◆ **JOB**
Rewrite all of the rows below as a Markdown table with the columns "No." and "Line", numbering them in order and skipping blank lines. Leave the pictures out of your answer.

═══ LISTED RECORDS ═══

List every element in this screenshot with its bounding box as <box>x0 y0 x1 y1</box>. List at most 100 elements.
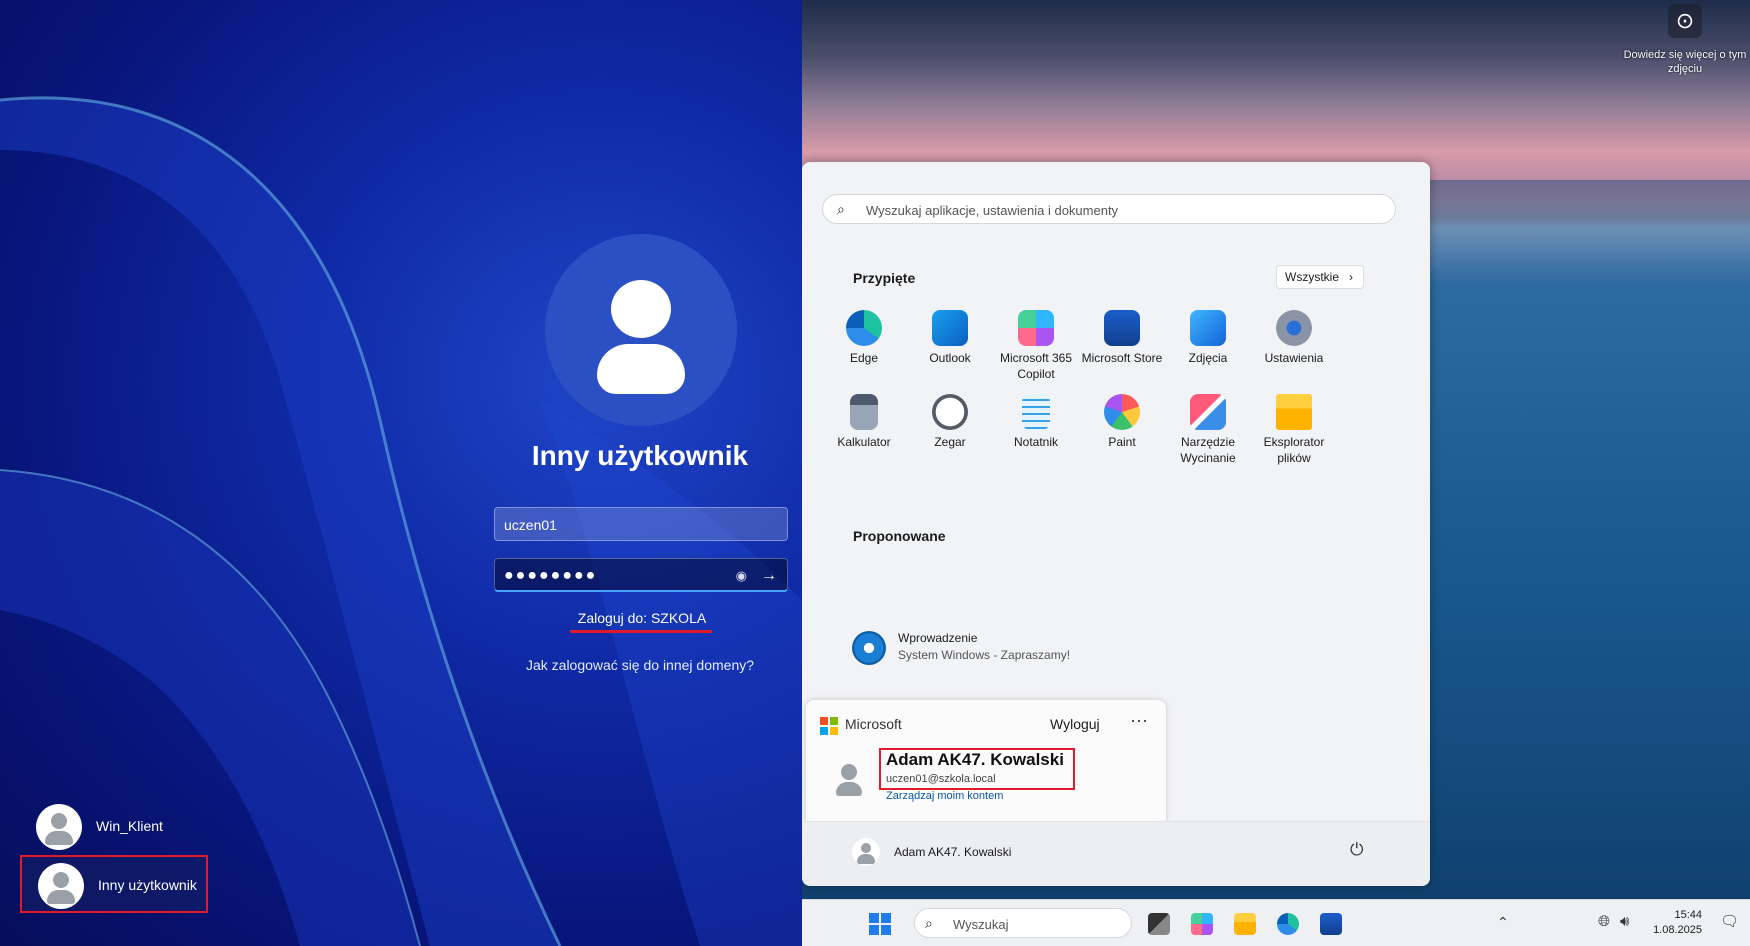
outlook-icon <box>932 310 968 346</box>
task-view-icon[interactable] <box>1148 913 1170 935</box>
notification-icon[interactable]: 🗨︎ <box>1720 912 1739 930</box>
notepad-icon <box>1022 394 1050 430</box>
calculator-icon <box>850 394 878 430</box>
app-label: Microsoft Store <box>1081 351 1163 365</box>
edge-icon <box>846 310 882 346</box>
arrow-right-icon[interactable]: → <box>761 559 777 593</box>
desktop: ⊙ Dowiedz się więcej o tym zdjęciu ⌕ Wys… <box>802 0 1750 946</box>
pinned-app-clock[interactable]: Zegar <box>902 394 998 450</box>
chevron-up-icon[interactable]: ⌃ <box>1497 914 1509 931</box>
store-icon[interactable] <box>1320 913 1342 935</box>
footer-user-name[interactable]: Adam AK47. Kowalski <box>894 845 1011 859</box>
file-explorer-icon[interactable] <box>1234 913 1256 935</box>
app-label: Notatnik <box>1013 435 1059 449</box>
photos-icon <box>1190 310 1226 346</box>
pinned-app-settings[interactable]: Ustawienia <box>1246 310 1342 366</box>
pinned-app-paint[interactable]: Paint <box>1074 394 1170 450</box>
clock-date: 1.08.2025 <box>1653 924 1702 936</box>
search-icon: ⌕ <box>925 915 933 931</box>
start-menu: ⌕ Wyszukaj aplikacje, ustawienia i dokum… <box>802 162 1430 886</box>
pinned-app-outlook[interactable]: Outlook <box>902 310 998 366</box>
microsoft-logo-icon <box>820 717 838 735</box>
user-avatar-icon <box>36 804 82 850</box>
account-avatar-icon <box>832 762 866 796</box>
recommended-item-subtitle: System Windows - Zapraszamy! <box>898 648 1071 662</box>
clock-time: 15:44 <box>1674 909 1702 921</box>
app-label: Microsoft 365 Copilot <box>999 351 1073 381</box>
search-placeholder: Wyszukaj aplikacje, ustawienia i dokumen… <box>866 203 1119 218</box>
account-name: Adam AK47. Kowalski <box>886 750 1064 769</box>
password-field[interactable]: ●●●●●●●● ◉ → <box>494 558 788 592</box>
pinned-app-edge[interactable]: Edge <box>816 310 912 366</box>
power-icon[interactable]: ⏻ <box>1350 840 1363 860</box>
get-started-icon <box>852 631 886 665</box>
eye-icon[interactable]: ◉ <box>736 559 747 593</box>
other-domain-link[interactable]: Jak zalogować się do innej domeny? <box>480 657 800 673</box>
snipping-tool-icon <box>1190 394 1226 430</box>
search-icon: ⌕ <box>837 201 845 217</box>
footer-avatar-icon[interactable] <box>852 838 880 866</box>
app-label: Narzędzie Wycinanie <box>1180 435 1236 465</box>
clock-icon <box>932 394 968 430</box>
user-tile-label: Inny użytkownik <box>98 877 197 893</box>
chevron-right-icon: › <box>1349 270 1353 284</box>
pinned-app-snipping-tool[interactable]: Narzędzie Wycinanie <box>1160 394 1256 466</box>
account-email: uczen01@szkola.local <box>886 773 996 785</box>
login-user-heading: Inny użytkownik <box>531 440 749 471</box>
app-label: Zegar <box>934 435 966 449</box>
pinned-app-photos[interactable]: Zdjęcia <box>1160 310 1256 366</box>
edge-icon[interactable] <box>1277 913 1299 935</box>
learn-more-label[interactable]: Dowiedz się więcej o tym zdjęciu <box>1622 48 1748 76</box>
app-label: Ustawienia <box>1264 351 1324 365</box>
user-tile-label: Win_Klient <box>96 818 163 834</box>
windows-start-icon[interactable] <box>869 913 891 935</box>
all-apps-button[interactable]: Wszystkie › <box>1276 265 1364 289</box>
pinned-app-m365-copilot[interactable]: Microsoft 365 Copilot <box>988 310 1084 382</box>
recommended-item-title: Wprowadzenie <box>898 631 978 645</box>
pinned-app-store[interactable]: Microsoft Store <box>1074 310 1170 366</box>
account-flyout: Microsoft Wyloguj ··· Adam AK47. Kowalsk… <box>806 700 1166 826</box>
recommended-title: Proponowane <box>853 528 946 544</box>
app-label: Paint <box>1108 435 1136 449</box>
lock-screen: Inny użytkownik uczen01 ●●●●●●●● ◉ → Zal… <box>0 0 802 946</box>
taskbar-search-placeholder: Wyszukaj <box>953 917 1009 932</box>
password-mask: ●●●●●●●● <box>504 567 598 584</box>
username-field[interactable]: uczen01 <box>494 507 788 541</box>
start-search-input[interactable]: ⌕ Wyszukaj aplikacje, ustawienia i dokum… <box>822 194 1396 224</box>
m365-copilot-icon <box>1018 310 1054 346</box>
manage-account-link[interactable]: Zarządzaj moim kontem <box>886 790 1003 802</box>
pinned-app-calculator[interactable]: Kalkulator <box>816 394 912 450</box>
all-apps-label: Wszystkie <box>1285 270 1339 284</box>
more-options-button[interactable]: ··· <box>1130 710 1148 731</box>
taskbar-search-input[interactable]: ⌕ Wyszukaj <box>914 908 1132 938</box>
app-label: Eksplorator plików <box>1263 435 1325 465</box>
clock-display[interactable]: 15:44 1.08.2025 <box>1642 908 1702 938</box>
start-footer: Adam AK47. Kowalski ⏻ <box>802 821 1430 886</box>
app-label: Edge <box>849 351 879 365</box>
taskbar: ⌕ Wyszukaj ⌃ 🌐︎ 🔊︎ 15:44 1.08.2025 🗨︎ <box>802 899 1750 946</box>
app-label: Kalkulator <box>837 435 891 449</box>
recommended-item[interactable]: Wprowadzenie System Windows - Zapraszamy… <box>852 627 1152 667</box>
sign-out-button[interactable]: Wyloguj <box>1050 716 1100 732</box>
app-label: Outlook <box>929 351 971 365</box>
speaker-icon[interactable]: 🔊︎ <box>1620 913 1629 930</box>
settings-icon <box>1276 310 1312 346</box>
username-value: uczen01 <box>504 517 557 533</box>
m365-copilot-icon[interactable] <box>1191 913 1213 935</box>
highlight-underline <box>570 630 712 633</box>
globe-icon[interactable]: 🌐︎ <box>1598 913 1610 930</box>
file-explorer-icon <box>1276 394 1312 430</box>
user-tile-other-user[interactable]: Inny użytkownik <box>20 855 208 913</box>
camera-info-icon[interactable]: ⊙ <box>1668 4 1702 38</box>
pinned-title: Przypięte <box>853 270 916 286</box>
pinned-app-file-explorer[interactable]: Eksplorator plików <box>1246 394 1342 466</box>
store-icon <box>1104 310 1140 346</box>
user-avatar-icon <box>38 863 84 909</box>
sign-in-domain-label: Zaloguj do: SZKOLA <box>577 610 707 626</box>
user-avatar-large <box>545 234 737 426</box>
user-tile-win-klient[interactable]: Win_Klient <box>20 798 208 856</box>
paint-icon <box>1104 394 1140 430</box>
pinned-app-notepad[interactable]: Notatnik <box>988 394 1084 450</box>
microsoft-brand-label: Microsoft <box>845 716 902 732</box>
app-label: Zdjęcia <box>1188 351 1228 365</box>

═══

◆ **THE REPLY**
| No. | Line |
|---|---|
| 1 | List every element in this screenshot with its bounding box as <box>x0 y0 x1 y1</box>. List at most 100 elements. |
| 2 | outlook-icon <box>932 310 968 346</box> |
| 3 | task-view-icon[interactable] <box>1148 913 1170 935</box> |
| 4 | notification-icon[interactable]: 🗨︎ <box>1720 912 1739 930</box> |
| 5 | notepad-icon <box>1022 394 1050 430</box> |
| 6 | calculator-icon <box>850 394 878 430</box> |
| 7 | app-label: Microsoft Store <box>1081 351 1163 365</box> |
| 8 | edge-icon <box>846 310 882 346</box> |
| 9 | arrow-right-icon[interactable]: → <box>761 559 777 593</box> |
| 10 | desktop: ⊙ Dowiedz się więcej o tym zdjęciu ⌕ Wys… <box>802 0 1750 946</box> |
| 11 | pinned-app-clock[interactable]: Zegar <box>902 394 998 450</box> |
| 12 | chevron-up-icon[interactable]: ⌃ <box>1497 914 1509 931</box> |
| 13 | store-icon[interactable] <box>1320 913 1342 935</box> |
| 14 | footer-user-name[interactable]: Adam AK47. Kowalski <box>894 845 1011 859</box> |
| 15 | file-explorer-icon[interactable] <box>1234 913 1256 935</box> |
| 16 | app-label: Notatnik <box>1013 435 1059 449</box> |
| 17 | photos-icon <box>1190 310 1226 346</box> |
| 18 | pinned-app-settings[interactable]: Ustawienia <box>1246 310 1342 366</box> |
| 19 | pinned-app-paint[interactable]: Paint <box>1074 394 1170 450</box> |
| 20 | clock-date: 1.08.2025 <box>1653 924 1702 936</box> |
| 21 | search-icon: ⌕ <box>925 915 933 931</box> |
| 22 | start-menu: ⌕ Wyszukaj aplikacje, ustawienia i dokum… <box>802 162 1430 886</box> |
| 23 | pinned-app-outlook[interactable]: Outlook <box>902 310 998 366</box> |
| 24 | microsoft-logo-icon <box>820 717 838 735</box> |
| 25 | user-avatar-icon <box>36 804 82 850</box> |
| 26 | account-avatar-icon <box>832 762 866 796</box> |
| 27 | recommended-item-subtitle: System Windows - Zapraszamy! <box>898 648 1071 662</box> |
| 28 | clock-time: 15:44 <box>1674 909 1702 921</box> |
| 29 | app-label: Microsoft 365 Copilot <box>999 351 1073 381</box> |
| 30 | search-placeholder: Wyszukaj aplikacje, ustawienia i dokumen… <box>866 203 1119 218</box> |
| 31 | account-name: Adam AK47. Kowalski <box>886 750 1064 769</box> |
| 32 | password-field[interactable]: ●●●●●●●● ◉ → <box>494 558 788 592</box> |
| 33 | pinned-app-edge[interactable]: Edge <box>816 310 912 366</box> |
| 34 | power-icon[interactable]: ⏻ <box>1350 840 1363 860</box> |
| 35 | get-started-icon <box>852 631 886 665</box> |
| 36 | eye-icon[interactable]: ◉ <box>736 559 747 593</box> |
| 37 | other-domain-link[interactable]: Jak zalogować się do innej domeny? <box>480 657 800 673</box> |
| 38 | snipping-tool-icon <box>1190 394 1226 430</box> |
| 39 | search-icon: ⌕ <box>837 201 845 217</box> |
| 40 | footer-avatar-icon[interactable] <box>852 838 880 866</box> |
| 41 | app-label: Narzędzie Wycinanie <box>1180 435 1236 465</box> |
| 42 | clock-icon <box>932 394 968 430</box> |
| 43 | user-tile-label: Inny użytkownik <box>98 877 197 893</box> |
| 44 | chevron-right-icon: › <box>1349 270 1353 284</box> |
| 45 | pinned-app-snipping-tool[interactable]: Narzędzie Wycinanie <box>1160 394 1256 466</box> |
| 46 | account-email: uczen01@szkola.local <box>886 773 996 785</box> |
| 47 | login-user-heading: Inny użytkownik <box>531 440 749 471</box> |
| 48 | app-label: Zegar <box>934 435 966 449</box> |
| 49 | pinned-app-photos[interactable]: Zdjęcia <box>1160 310 1256 366</box> |
| 50 | edge-icon[interactable] <box>1277 913 1299 935</box> |
| 51 | learn-more-label[interactable]: Dowiedz się więcej o tym zdjęciu <box>1622 48 1748 76</box> |
| 52 | app-label: Ustawienia <box>1264 351 1324 365</box> |
| 53 | user-tile-label: Win_Klient <box>96 818 163 834</box> |
| 54 | windows-start-icon[interactable] <box>869 913 891 935</box> |
| 55 | all-apps-button[interactable]: Wszystkie › <box>1276 265 1364 289</box> |
| 56 | pinned-app-m365-copilot[interactable]: Microsoft 365 Copilot <box>988 310 1084 382</box> |
| 57 | recommended-item-title: Wprowadzenie <box>898 631 978 645</box> |
| 58 | pinned-app-store[interactable]: Microsoft Store <box>1074 310 1170 366</box> |
| 59 | account-flyout: Microsoft Wyloguj ··· Adam AK47. Kowalsk… <box>806 700 1166 826</box> |
| 60 | recommended-title: Proponowane <box>853 528 946 544</box> |
| 61 | app-label: Paint <box>1108 435 1136 449</box> |
| 62 | lock-screen: Inny użytkownik uczen01 ●●●●●●●● ◉ → Zal… <box>0 0 802 946</box> |
| 63 | taskbar-search-placeholder: Wyszukaj <box>953 917 1009 932</box> |
| 64 | password-mask: ●●●●●●●● <box>504 567 598 584</box> |
| 65 | username-field[interactable]: uczen01 <box>494 507 788 541</box> |
| 66 | start-search-input[interactable]: ⌕ Wyszukaj aplikacje, ustawienia i dokum… <box>822 194 1396 224</box> |
| 67 | m365-copilot-icon <box>1018 310 1054 346</box> |
| 68 | manage-account-link[interactable]: Zarządzaj moim kontem <box>886 790 1003 802</box> |
| 69 | pinned-app-calculator[interactable]: Kalkulator <box>816 394 912 450</box> |
| 70 | all-apps-label: Wszystkie <box>1285 270 1339 284</box> |
| 71 | more-options-button[interactable]: ··· <box>1130 710 1148 731</box> |
| 72 | taskbar-search-input[interactable]: ⌕ Wyszukaj <box>914 908 1132 938</box> |
| 73 | app-label: Eksplorator plików <box>1263 435 1325 465</box> |
| 74 | clock-display[interactable]: 15:44 1.08.2025 <box>1642 908 1702 938</box> |
| 75 | start-footer: Adam AK47. Kowalski ⏻ <box>802 821 1430 886</box> |
| 76 | app-label: Edge <box>849 351 879 365</box> |
| 77 | taskbar: ⌕ Wyszukaj ⌃ 🌐︎ 🔊︎ 15:44 1.08.2025 🗨︎ <box>802 899 1750 946</box> |
| 78 | app-label: Kalkulator <box>837 435 891 449</box> |
| 79 | recommended-item[interactable]: Wprowadzenie System Windows - Zapraszamy… <box>852 627 1152 667</box> |
| 80 | sign-out-button[interactable]: Wyloguj <box>1050 716 1100 732</box> |
| 81 | app-label: Outlook <box>929 351 971 365</box> |
| 82 | speaker-icon[interactable]: 🔊︎ <box>1620 913 1629 930</box> |
| 83 | settings-icon <box>1276 310 1312 346</box> |
| 84 | username-value: uczen01 <box>504 517 557 533</box> |
| 85 | m365-copilot-icon[interactable] <box>1191 913 1213 935</box> |
| 86 | highlight-underline <box>570 630 712 633</box> |
| 87 | globe-icon[interactable]: 🌐︎ <box>1598 913 1610 930</box> |
| 88 | file-explorer-icon <box>1276 394 1312 430</box> |
| 89 | user-tile-other-user[interactable]: Inny użytkownik <box>20 855 208 913</box> |
| 90 | camera-info-icon[interactable]: ⊙ <box>1668 4 1702 38</box> |
| 91 | pinned-title: Przypięte <box>853 270 916 286</box> |
| 92 | pinned-app-file-explorer[interactable]: Eksplorator plików <box>1246 394 1342 466</box> |
| 93 | store-icon <box>1104 310 1140 346</box> |
| 94 | user-avatar-icon <box>38 863 84 909</box> |
| 95 | sign-in-domain-label: Zaloguj do: SZKOLA <box>577 610 707 626</box> |
| 96 | user-avatar-large <box>545 234 737 426</box> |
| 97 | user-tile-win-klient[interactable]: Win_Klient <box>20 798 208 856</box> |
| 98 | paint-icon <box>1104 394 1140 430</box> |
| 99 | pinned-app-notepad[interactable]: Notatnik <box>988 394 1084 450</box> |
| 100 | microsoft-brand-label: Microsoft <box>845 716 902 732</box> |
| 101 | app-label: Zdjęcia <box>1188 351 1228 365</box> |